### Instruction
Make an exact copy of the lines below.

### Information supplied
[START]
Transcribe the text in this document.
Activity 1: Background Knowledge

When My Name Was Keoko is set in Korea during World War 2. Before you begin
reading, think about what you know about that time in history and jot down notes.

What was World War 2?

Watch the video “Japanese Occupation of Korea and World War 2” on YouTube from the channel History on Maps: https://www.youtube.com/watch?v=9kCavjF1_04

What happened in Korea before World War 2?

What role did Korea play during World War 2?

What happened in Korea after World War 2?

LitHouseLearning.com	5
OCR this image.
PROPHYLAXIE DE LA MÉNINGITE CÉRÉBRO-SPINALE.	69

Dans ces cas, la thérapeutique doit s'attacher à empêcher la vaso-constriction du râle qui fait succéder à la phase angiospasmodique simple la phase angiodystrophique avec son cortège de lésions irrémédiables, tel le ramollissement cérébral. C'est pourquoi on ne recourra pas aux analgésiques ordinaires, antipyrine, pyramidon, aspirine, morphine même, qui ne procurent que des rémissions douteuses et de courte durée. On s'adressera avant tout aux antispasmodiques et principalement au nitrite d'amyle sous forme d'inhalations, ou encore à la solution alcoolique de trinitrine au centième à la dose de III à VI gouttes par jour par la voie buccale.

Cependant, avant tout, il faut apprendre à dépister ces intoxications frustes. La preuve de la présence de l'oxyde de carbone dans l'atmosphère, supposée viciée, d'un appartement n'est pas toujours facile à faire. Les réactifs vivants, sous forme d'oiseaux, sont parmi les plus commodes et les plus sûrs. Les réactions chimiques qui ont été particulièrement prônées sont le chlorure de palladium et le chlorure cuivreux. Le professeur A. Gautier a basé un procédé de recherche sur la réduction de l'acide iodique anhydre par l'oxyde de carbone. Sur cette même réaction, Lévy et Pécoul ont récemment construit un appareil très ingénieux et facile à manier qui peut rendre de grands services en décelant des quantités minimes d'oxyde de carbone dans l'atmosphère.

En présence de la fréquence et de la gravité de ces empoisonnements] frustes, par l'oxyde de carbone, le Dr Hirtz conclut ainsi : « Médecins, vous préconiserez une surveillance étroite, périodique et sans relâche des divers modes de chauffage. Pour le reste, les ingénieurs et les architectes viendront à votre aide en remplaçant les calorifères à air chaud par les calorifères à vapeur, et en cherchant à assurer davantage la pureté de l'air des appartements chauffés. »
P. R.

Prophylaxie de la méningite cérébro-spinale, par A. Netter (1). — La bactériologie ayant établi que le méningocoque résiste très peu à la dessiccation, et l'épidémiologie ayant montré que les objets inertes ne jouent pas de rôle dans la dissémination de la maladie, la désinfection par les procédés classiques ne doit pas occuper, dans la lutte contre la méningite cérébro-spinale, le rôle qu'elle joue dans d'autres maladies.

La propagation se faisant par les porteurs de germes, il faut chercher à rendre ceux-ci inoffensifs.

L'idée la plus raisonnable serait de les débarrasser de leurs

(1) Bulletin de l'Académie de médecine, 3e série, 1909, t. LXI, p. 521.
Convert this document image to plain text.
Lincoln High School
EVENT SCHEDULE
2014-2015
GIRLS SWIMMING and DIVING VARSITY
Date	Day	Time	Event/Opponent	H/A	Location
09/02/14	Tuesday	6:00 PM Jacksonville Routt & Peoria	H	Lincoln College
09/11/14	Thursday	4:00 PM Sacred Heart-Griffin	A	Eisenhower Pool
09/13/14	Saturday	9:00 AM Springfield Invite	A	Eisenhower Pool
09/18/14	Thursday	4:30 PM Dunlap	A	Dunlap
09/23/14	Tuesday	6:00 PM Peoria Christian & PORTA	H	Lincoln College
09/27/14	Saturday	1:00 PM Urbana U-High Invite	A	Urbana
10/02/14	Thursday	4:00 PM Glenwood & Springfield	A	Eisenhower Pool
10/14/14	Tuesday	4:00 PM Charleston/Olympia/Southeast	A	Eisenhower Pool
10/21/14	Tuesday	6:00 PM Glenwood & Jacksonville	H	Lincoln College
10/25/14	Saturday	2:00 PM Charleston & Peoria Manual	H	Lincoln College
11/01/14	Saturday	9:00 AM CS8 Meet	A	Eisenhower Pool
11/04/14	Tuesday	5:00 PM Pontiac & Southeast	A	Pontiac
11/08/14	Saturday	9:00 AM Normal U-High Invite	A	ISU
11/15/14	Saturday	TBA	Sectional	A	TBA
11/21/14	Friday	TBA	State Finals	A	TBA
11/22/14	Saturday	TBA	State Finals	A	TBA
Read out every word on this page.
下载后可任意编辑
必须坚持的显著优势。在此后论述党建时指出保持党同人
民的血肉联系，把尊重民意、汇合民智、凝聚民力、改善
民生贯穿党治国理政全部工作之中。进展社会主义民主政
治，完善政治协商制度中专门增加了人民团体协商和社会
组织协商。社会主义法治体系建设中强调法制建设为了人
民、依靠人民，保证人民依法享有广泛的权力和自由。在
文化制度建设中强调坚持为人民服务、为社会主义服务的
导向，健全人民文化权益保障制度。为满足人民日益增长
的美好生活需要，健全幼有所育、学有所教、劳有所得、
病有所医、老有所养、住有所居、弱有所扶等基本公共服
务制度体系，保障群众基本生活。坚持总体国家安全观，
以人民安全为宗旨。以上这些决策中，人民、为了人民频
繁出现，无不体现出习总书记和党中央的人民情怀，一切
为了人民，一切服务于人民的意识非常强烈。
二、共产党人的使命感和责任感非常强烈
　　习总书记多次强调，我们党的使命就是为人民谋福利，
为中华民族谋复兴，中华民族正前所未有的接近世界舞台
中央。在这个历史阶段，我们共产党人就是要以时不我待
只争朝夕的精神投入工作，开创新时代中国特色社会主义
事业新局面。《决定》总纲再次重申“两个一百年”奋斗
[END]
### Task result
Transcribe the text in this document.
Activity 1: Background Knowledge

When My Name Was Keoko is set in Korea during World War 2. Before you begin
reading, think about what you know about that time in history and jot down notes.

What was World War 2?

Watch the video “Japanese Occupation of Korea and World War 2” on YouTube from the channel History on Maps: https://www.youtube.com/watch?v=9kCavjF1_04

What happened in Korea before World War 2?

What role did Korea play during World War 2?

What happened in Korea after World War 2?

LitHouseLearning.com	5
OCR this image.
PROPHYLAXIE DE LA MÉNINGITE CÉRÉBRO-SPINALE.	69

Dans ces cas, la thérapeutique doit s'attacher à empêcher la vaso-constriction du râle qui fait succéder à la phase angiospasmodique simple la phase angiodystrophique avec son cortège de lésions irrémédiables, tel le ramollissement cérébral. C'est pourquoi on ne recourra pas aux analgésiques ordinaires, antipyrine, pyramidon, aspirine, morphine même, qui ne procurent que des rémissions douteuses et de courte durée. On s'adressera avant tout aux antispasmodiques et principalement au nitrite d'amyle sous forme d'inhalations, ou encore à la solution alcoolique de trinitrine au centième à la dose de III à VI gouttes par jour par la voie buccale.

Cependant, avant tout, il faut apprendre à dépister ces intoxications frustes. La preuve de la présence de l'oxyde de carbone dans l'atmosphère, supposée viciée, d'un appartement n'est pas toujours facile à faire. Les réactifs vivants, sous forme d'oiseaux, sont parmi les plus commodes et les plus sûrs. Les réactions chimiques qui ont été particulièrement prônées sont le chlorure de palladium et le chlorure cuivreux. Le professeur A. Gautier a basé un procédé de recherche sur la réduction de l'acide iodique anhydre par l'oxyde de carbone. Sur cette même réaction, Lévy et Pécoul ont récemment construit un appareil très ingénieux et facile à manier qui peut rendre de grands services en décelant des quantités minimes d'oxyde de carbone dans l'atmosphère.

En présence de la fréquence et de la gravité de ces empoisonnements] frustes, par l'oxyde de carbone, le Dr Hirtz conclut ainsi : « Médecins, vous préconiserez une surveillance étroite, périodique et sans relâche des divers modes de chauffage. Pour le reste, les ingénieurs et les architectes viendront à votre aide en remplaçant les calorifères à air chaud par les calorifères à vapeur, et en cherchant à assurer davantage la pureté de l'air des appartements chauffés. »
P. R.

Prophylaxie de la méningite cérébro-spinale, par A. Netter (1). — La bactériologie ayant établi que le méningocoque résiste très peu à la dessiccation, et l'épidémiologie ayant montré que les objets inertes ne jouent pas de rôle dans la dissémination de la maladie, la désinfection par les procédés classiques ne doit pas occuper, dans la lutte contre la méningite cérébro-spinale, le rôle qu'elle joue dans d'autres maladies.

La propagation se faisant par les porteurs de germes, il faut chercher à rendre ceux-ci inoffensifs.

L'idée la plus raisonnable serait de les débarrasser de leurs

(1) Bulletin de l'Académie de médecine, 3e série, 1909, t. LXI, p. 521.
Convert this document image to plain text.
Lincoln High School
EVENT SCHEDULE
2014-2015
GIRLS SWIMMING and DIVING VARSITY
Date	Day	Time	Event/Opponent	H/A	Location
09/02/14	Tuesday	6:00 PM Jacksonville Routt & Peoria	H	Lincoln College
09/11/14	Thursday	4:00 PM Sacred Heart-Griffin	A	Eisenhower Pool
09/13/14	Saturday	9:00 AM Springfield Invite	A	Eisenhower Pool
09/18/14	Thursday	4:30 PM Dunlap	A	Dunlap
09/23/14	Tuesday	6:00 PM Peoria Christian & PORTA	H	Lincoln College
09/27/14	Saturday	1:00 PM Urbana U-High Invite	A	Urbana
10/02/14	Thursday	4:00 PM Glenwood & Springfield	A	Eisenhower Pool
10/14/14	Tuesday	4:00 PM Charleston/Olympia/Southeast	A	Eisenhower Pool
10/21/14	Tuesday	6:00 PM Glenwood & Jacksonville	H	Lincoln College
10/25/14	Saturday	2:00 PM Charleston & Peoria Manual	H	Lincoln College
11/01/14	Saturday	9:00 AM CS8 Meet	A	Eisenhower Pool
11/04/14	Tuesday	5:00 PM Pontiac & Southeast	A	Pontiac
11/08/14	Saturday	9:00 AM Normal U-High Invite	A	ISU
11/15/14	Saturday	TBA	Sectional	A	TBA
11/21/14	Friday	TBA	State Finals	A	TBA
11/22/14	Saturday	TBA	State Finals	A	TBA
Read out every word on this page.
下载后可任意编辑
必须坚持的显著优势。在此后论述党建时指出保持党同人
民的血肉联系，把尊重民意、汇合民智、凝聚民力、改善
民生贯穿党治国理政全部工作之中。进展社会主义民主政
治，完善政治协商制度中专门增加了人民团体协商和社会
组织协商。社会主义法治体系建设中强调法制建设为了人
民、依靠人民，保证人民依法享有广泛的权力和自由。在
文化制度建设中强调坚持为人民服务、为社会主义服务的
导向，健全人民文化权益保障制度。为满足人民日益增长
的美好生活需要，健全幼有所育、学有所教、劳有所得、
病有所医、老有所养、住有所居、弱有所扶等基本公共服
务制度体系，保障群众基本生活。坚持总体国家安全观，
以人民安全为宗旨。以上这些决策中，人民、为了人民频
繁出现，无不体现出习总书记和党中央的人民情怀，一切
为了人民，一切服务于人民的意识非常强烈。
二、共产党人的使命感和责任感非常强烈
　　习总书记多次强调，我们党的使命就是为人民谋福利，
为中华民族谋复兴，中华民族正前所未有的接近世界舞台
中央。在这个历史阶段，我们共产党人就是要以时不我待
只争朝夕的精神投入工作，开创新时代中国特色社会主义
事业新局面。《决定》总纲再次重申“两个一百年”奋斗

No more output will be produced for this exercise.